**GOAL OF THE EXERCISE:** Copy out the part of the listing that opens with the line containing "candle bbox=[801, 67, 806, 96]" and closes with the line containing "candle bbox=[633, 44, 638, 64]", swapping "moving-averages" for "trend-lines" and changing nothing else.

** START OF DATASET CONTENT **

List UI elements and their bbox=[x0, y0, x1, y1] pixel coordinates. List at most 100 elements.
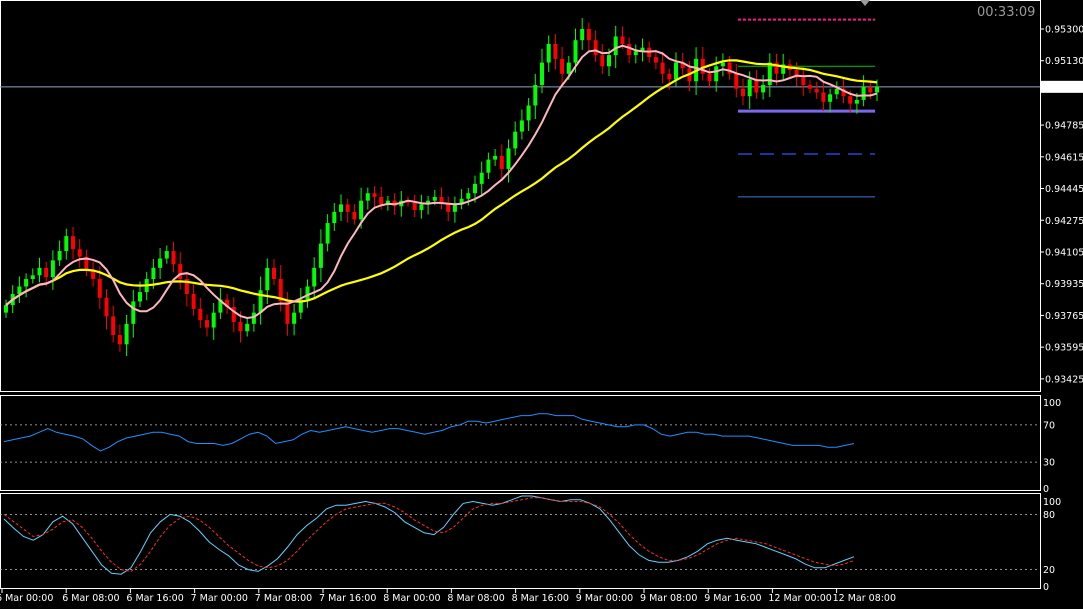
candle bbox=[801, 67, 806, 96]
time-tick-label: 7 Mar 00:00 bbox=[191, 593, 248, 604]
indicator-tick-label: 0 bbox=[1043, 582, 1049, 593]
candle bbox=[198, 297, 203, 328]
candle bbox=[540, 48, 544, 94]
candle bbox=[533, 73, 538, 119]
candle bbox=[439, 187, 444, 210]
candle bbox=[218, 288, 223, 319]
moving-averages bbox=[5, 44, 878, 320]
candle bbox=[667, 68, 672, 90]
candle bbox=[24, 273, 29, 298]
candle bbox=[875, 79, 879, 102]
candle bbox=[352, 204, 357, 225]
candle bbox=[117, 324, 122, 352]
candle bbox=[808, 80, 812, 94]
price-levels bbox=[738, 18, 875, 198]
candle bbox=[633, 44, 638, 64]
candle bbox=[794, 62, 799, 87]
time-tick-label: 12 Mar 00:00 bbox=[768, 593, 831, 604]
time-tick-label: 8 Mar 08:00 bbox=[447, 593, 504, 604]
candle bbox=[50, 250, 55, 290]
candle bbox=[600, 44, 605, 75]
price-tick-label: 0.95300 bbox=[1045, 24, 1083, 35]
candle bbox=[231, 297, 236, 333]
candle bbox=[660, 51, 665, 84]
price-pane-frame bbox=[0, 0, 1041, 392]
candle bbox=[164, 245, 169, 264]
price-tick-label: 0.93935 bbox=[1045, 279, 1083, 290]
candle bbox=[828, 88, 833, 113]
time-tick-label: 12 Mar 08:00 bbox=[833, 593, 896, 604]
candle bbox=[700, 46, 705, 81]
candle bbox=[613, 25, 618, 69]
current-price-tag bbox=[1041, 80, 1083, 93]
price-tick-label: 0.94445 bbox=[1045, 184, 1083, 195]
candle bbox=[754, 70, 759, 99]
time-tick-label: 9 Mar 08:00 bbox=[640, 593, 697, 604]
price-tick-label: 0.93765 bbox=[1045, 311, 1083, 322]
candle bbox=[580, 17, 585, 50]
candle bbox=[191, 284, 196, 316]
candle bbox=[499, 144, 504, 180]
candles bbox=[4, 17, 879, 356]
candle bbox=[486, 152, 491, 180]
time-tick-label: 9 Mar 16:00 bbox=[704, 593, 761, 604]
candle bbox=[285, 292, 290, 336]
time-tick-label: 8 Mar 00:00 bbox=[383, 593, 440, 604]
candle bbox=[493, 148, 498, 166]
candle bbox=[627, 37, 632, 63]
candle bbox=[372, 186, 377, 208]
candle bbox=[761, 74, 766, 100]
time-tick-label: 6 Mar 00:00 bbox=[0, 593, 53, 604]
indicator-tick-label: 0 bbox=[1043, 484, 1049, 495]
candle bbox=[57, 240, 62, 266]
candle bbox=[720, 53, 725, 77]
candle bbox=[419, 194, 424, 219]
candle bbox=[211, 302, 216, 340]
indicator-tick-label: 30 bbox=[1043, 458, 1055, 469]
candle bbox=[365, 187, 370, 210]
price-tick-label: 0.94615 bbox=[1045, 152, 1083, 163]
candle bbox=[318, 229, 323, 283]
time-tick-label: 9 Mar 00:00 bbox=[576, 593, 633, 604]
candle bbox=[258, 276, 263, 325]
candle bbox=[312, 257, 317, 298]
indicator-tick-label: 100 bbox=[1043, 497, 1061, 508]
candle bbox=[71, 226, 75, 260]
candle bbox=[124, 314, 129, 356]
candle bbox=[741, 78, 745, 106]
candle bbox=[553, 34, 558, 70]
candle bbox=[653, 49, 658, 70]
candle bbox=[171, 241, 176, 273]
shift-marker-icon[interactable] bbox=[860, 0, 870, 6]
candle bbox=[734, 64, 739, 98]
candle bbox=[821, 81, 826, 112]
candle bbox=[178, 252, 183, 290]
candle bbox=[30, 268, 35, 284]
pane-frames bbox=[0, 0, 1041, 589]
candle bbox=[325, 214, 330, 252]
indicator-tick-label: 70 bbox=[1043, 420, 1055, 431]
candle bbox=[640, 38, 645, 62]
price-tick-label: 0.93595 bbox=[1045, 343, 1083, 354]
candle bbox=[446, 196, 451, 222]
candle bbox=[298, 288, 303, 319]
rsi-pane: 100 70 30 0 bbox=[0, 398, 1061, 495]
stochastic-main-line bbox=[3, 495, 855, 575]
time-tick-label: 8 Mar 16:00 bbox=[512, 593, 569, 604]
candle bbox=[131, 289, 136, 338]
time-tick-label: 7 Mar 16:00 bbox=[319, 593, 376, 604]
candle bbox=[4, 299, 8, 318]
price-tick-label: 0.93425 bbox=[1045, 374, 1083, 385]
ma-fast-line bbox=[5, 44, 878, 320]
candle bbox=[332, 203, 337, 231]
candle bbox=[459, 189, 464, 210]
candle bbox=[292, 303, 297, 336]
candle bbox=[767, 53, 772, 97]
candle bbox=[560, 46, 565, 87]
candle bbox=[593, 30, 598, 62]
candle bbox=[104, 289, 109, 330]
ma-slow-line bbox=[5, 59, 878, 307]
indicator-tick-label: 100 bbox=[1043, 398, 1061, 409]
candle bbox=[526, 98, 531, 131]
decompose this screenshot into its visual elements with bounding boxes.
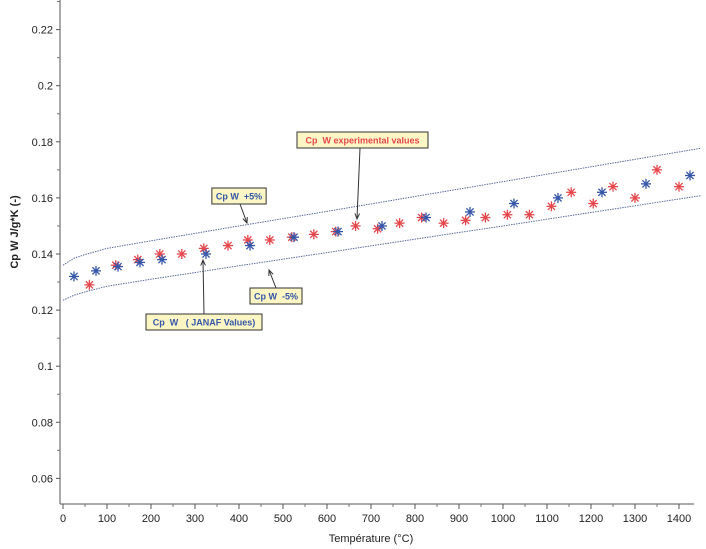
y-tick-label: 0.08: [32, 417, 53, 429]
annotation-label: Cp W -5%: [254, 292, 298, 302]
experimental-point: [394, 218, 405, 229]
x-tick-label: 1200: [579, 513, 603, 525]
janaf-point: [245, 240, 255, 251]
janaf-point: [553, 192, 563, 203]
experimental-point: [438, 218, 449, 229]
experimental-annotation: Cp W experimental values: [296, 131, 429, 221]
x-tick-label: 0: [60, 513, 66, 525]
annotation-label: Cp W +5%: [216, 192, 262, 202]
annotation-arrow: [356, 147, 361, 220]
experimental-point: [630, 192, 640, 203]
annotation-box: [296, 131, 429, 149]
experimental-point: [502, 209, 513, 220]
x-axis-title: Température (°C): [329, 533, 413, 545]
janaf-point: [135, 257, 145, 268]
x-tick-label: 900: [450, 513, 468, 525]
experimental-point: [176, 249, 187, 259]
janaf-point: [91, 265, 101, 276]
y-tick-label: 0.14: [32, 249, 53, 261]
experimental-point: [566, 187, 577, 198]
janaf-point: [157, 254, 167, 265]
y-ticks: 0.06 0.08 0.1 0.12 0.14 0.16 0.18 0.2 0.22: [32, 1, 60, 485]
janaf-point: [509, 198, 519, 209]
experimental-point: [652, 164, 662, 175]
experimental-point: [264, 234, 275, 245]
y-tick-label: 0.18: [32, 137, 53, 149]
janaf-point: [377, 220, 387, 231]
plus5-annotation: Cp W +5%: [211, 187, 267, 225]
x-tick-label: 300: [186, 513, 204, 525]
y-tick-label: 0.1: [38, 361, 53, 373]
y-tick-label: 0.22: [32, 25, 53, 37]
x-tick-label: 100: [98, 513, 116, 525]
janaf-point: [289, 232, 299, 243]
experimental-point: [84, 279, 95, 290]
experimental-point: [608, 181, 618, 192]
arrowhead-icon: [200, 258, 206, 266]
upper-band-line: [62, 147, 702, 266]
y-axis-title: Cp W J/g*K (-): [9, 195, 21, 269]
arrowhead-icon: [242, 216, 248, 225]
y-tick-label: 0.06: [32, 473, 53, 485]
annotations: Cp W experimental values Cp W +5% Cp W -5%…: [145, 131, 429, 331]
annotation-box: [211, 187, 267, 205]
annotation-arrow: [202, 259, 205, 315]
x-tick-label: 400: [230, 513, 248, 525]
x-tick-label: 1400: [667, 513, 691, 525]
experimental-point: [223, 240, 233, 251]
janaf-annotation: Cp W ( JANAF Values): [145, 258, 263, 331]
janaf-point: [685, 170, 695, 181]
x-tick-label: 1100: [535, 513, 559, 525]
janaf-point: [69, 271, 79, 282]
y-tick-label: 0.12: [32, 305, 53, 317]
annotation-arrow: [239, 203, 248, 224]
x-tick-label: 500: [274, 513, 292, 525]
experimental-point: [524, 209, 535, 220]
experimental-point: [546, 201, 557, 212]
x-tick-label: 1000: [491, 513, 515, 525]
janaf-point: [597, 187, 607, 198]
minus5-annotation: Cp W -5%: [249, 268, 303, 305]
arrowhead-icon: [268, 268, 274, 277]
janaf-point: [113, 261, 123, 272]
janaf-point: [421, 212, 431, 223]
experimental-point: [350, 220, 361, 231]
axes: [59, 0, 694, 505]
annotation-label: Cp W experimental values: [305, 136, 419, 146]
annotation-label: Cp W ( JANAF Values): [153, 318, 256, 328]
experimental-point: [480, 212, 491, 223]
experimental-point: [588, 198, 599, 209]
x-tick-label: 1300: [623, 513, 647, 525]
x-tick-label: 700: [362, 513, 380, 525]
y-tick-label: 0.2: [38, 81, 53, 93]
experimental-point: [308, 229, 319, 240]
y-tick-label: 0.16: [32, 193, 53, 205]
data-points: [69, 164, 695, 290]
janaf-point: [465, 206, 475, 217]
x-tick-label: 200: [142, 513, 160, 525]
annotation-box: [145, 313, 263, 331]
lower-band-line: [62, 195, 702, 301]
x-ticks: 0 100 200 300 400 500 600 700 800 900 1000 1100 1200…: [60, 504, 691, 525]
janaf-point: [333, 226, 343, 237]
x-tick-label: 600: [318, 513, 336, 525]
tolerance-bands: [62, 147, 702, 301]
experimental-point: [674, 181, 684, 192]
x-tick-label: 800: [406, 513, 424, 525]
janaf-point: [641, 178, 651, 189]
annotation-box: [249, 287, 303, 305]
experimental-point: [460, 215, 471, 226]
janaf-point: [201, 249, 211, 259]
annotation-arrow: [268, 269, 277, 289]
arrowhead-icon: [354, 213, 361, 221]
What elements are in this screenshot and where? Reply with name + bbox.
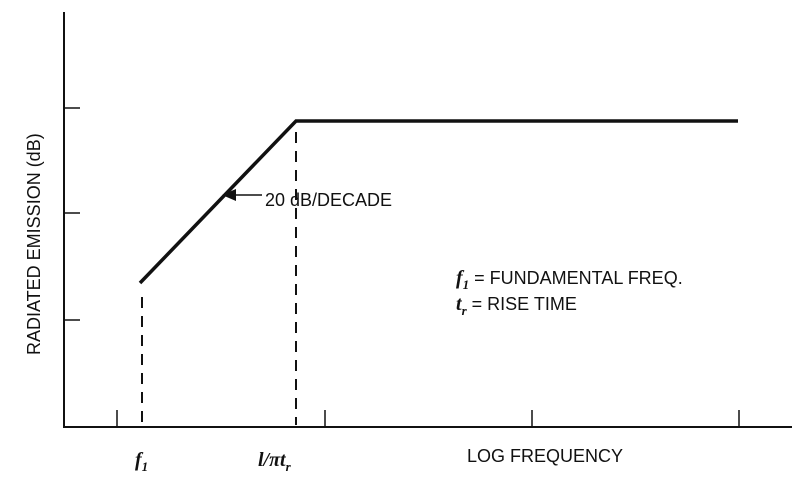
slope-label: 20 dB/DECADE	[265, 190, 392, 210]
slope-annotation: 20 dB/DECADE	[222, 189, 392, 210]
series-line	[138, 119, 738, 285]
arrow-icon	[222, 189, 236, 201]
legend: f1 = FUNDAMENTAL FREQ. tr = RISE TIME	[456, 267, 683, 318]
legend-item-f1: f1 = FUNDAMENTAL FREQ.	[456, 267, 683, 292]
x-tick-label-corner: l/πtr	[258, 449, 292, 474]
x-tick-label-f1: f1	[135, 449, 148, 474]
y-axis-label: RADIATED EMISSION (dB)	[24, 133, 44, 355]
x-axis-label: LOG FREQUENCY	[467, 446, 623, 466]
legend-item-tr: tr = RISE TIME	[456, 293, 577, 318]
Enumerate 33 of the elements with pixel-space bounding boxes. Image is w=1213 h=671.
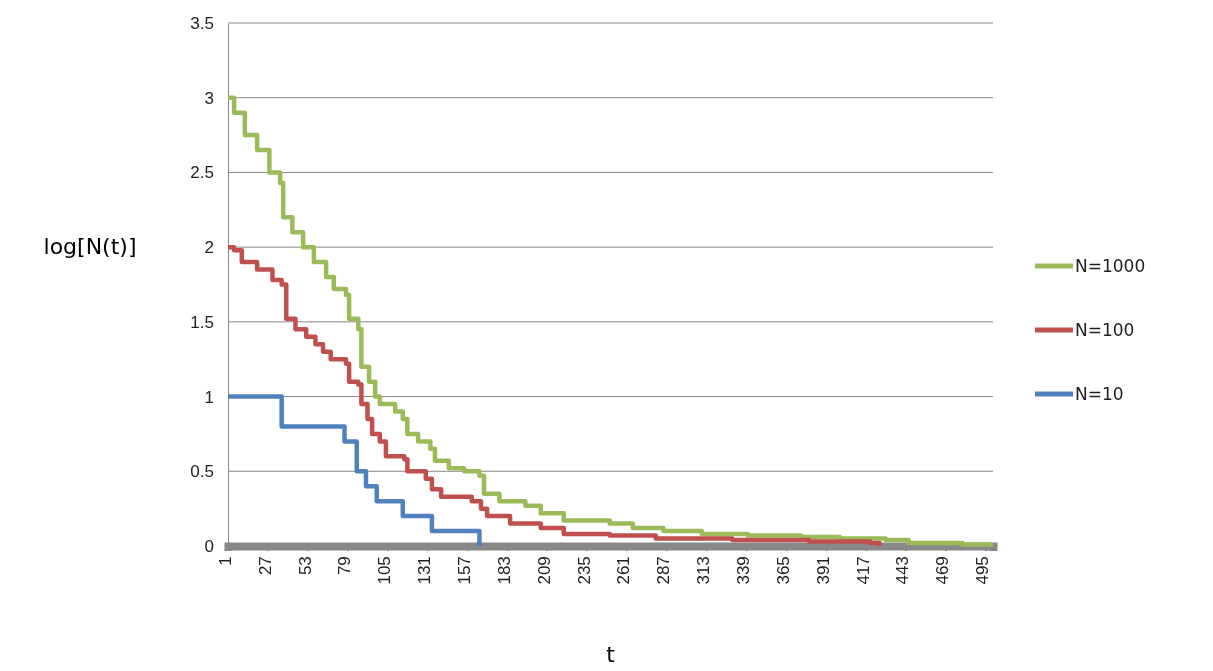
y-tick-label: 2 (204, 238, 214, 258)
x-tick-label: 1 (215, 556, 235, 566)
y-tick-label: 3 (204, 88, 214, 108)
legend-label: N=10 (1075, 384, 1124, 404)
x-tick-label: 469 (933, 556, 953, 585)
y-tick-label: 0.5 (190, 462, 214, 482)
x-tick-label: 365 (773, 556, 793, 585)
x-tick-label: 495 (973, 556, 993, 585)
y-tick-label: 3.5 (190, 13, 214, 33)
x-tick-label: 391 (813, 556, 833, 585)
y-tick-label: 0 (204, 536, 214, 556)
x-tick-label: 105 (375, 556, 395, 585)
y-axis-title: log[N(t)] (43, 234, 137, 259)
x-tick-label: 443 (893, 556, 913, 585)
x-tick-label: 287 (654, 556, 674, 585)
x-axis-title: t (606, 642, 616, 667)
x-tick-label: 157 (455, 556, 475, 585)
x-tick-label: 27 (255, 556, 275, 576)
legend-label: N=100 (1075, 320, 1135, 340)
x-tick-label: 79 (335, 556, 355, 576)
x-tick-label: 235 (574, 556, 594, 585)
x-tick-label: 209 (534, 556, 554, 585)
x-tick-label: 53 (295, 556, 315, 576)
y-tick-label: 2.5 (190, 163, 214, 183)
x-tick-label: 313 (694, 556, 714, 585)
y-tick-label: 1.5 (190, 312, 214, 332)
x-tick-label: 417 (853, 556, 873, 585)
x-tick-label: 131 (415, 556, 435, 585)
x-tick-label: 261 (614, 556, 634, 585)
x-tick-label: 339 (734, 556, 754, 585)
x-tick-label: 183 (494, 556, 514, 585)
y-tick-label: 1 (204, 387, 214, 407)
legend-label: N=1000 (1075, 256, 1146, 276)
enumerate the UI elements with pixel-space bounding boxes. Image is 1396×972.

** END OF DATASET CONTENT **

**FINISHED ANSWER:**
candle bbox=[801, 67, 806, 96]
time-tick-label: 7 Mar 00:00 bbox=[191, 593, 248, 604]
indicator-tick-label: 0 bbox=[1043, 582, 1049, 593]
candle bbox=[198, 297, 203, 328]
candle bbox=[540, 48, 544, 94]
candle bbox=[533, 73, 538, 119]
candle bbox=[439, 187, 444, 210]
candle bbox=[218, 288, 223, 319]
trend-lines bbox=[5, 44, 878, 320]
candle bbox=[667, 68, 672, 90]
candle bbox=[24, 273, 29, 298]
candle bbox=[875, 79, 879, 102]
candle bbox=[352, 204, 357, 225]
candle bbox=[117, 324, 122, 352]
candle bbox=[808, 80, 812, 94]
price-levels bbox=[738, 18, 875, 198]
candle bbox=[633, 44, 638, 64]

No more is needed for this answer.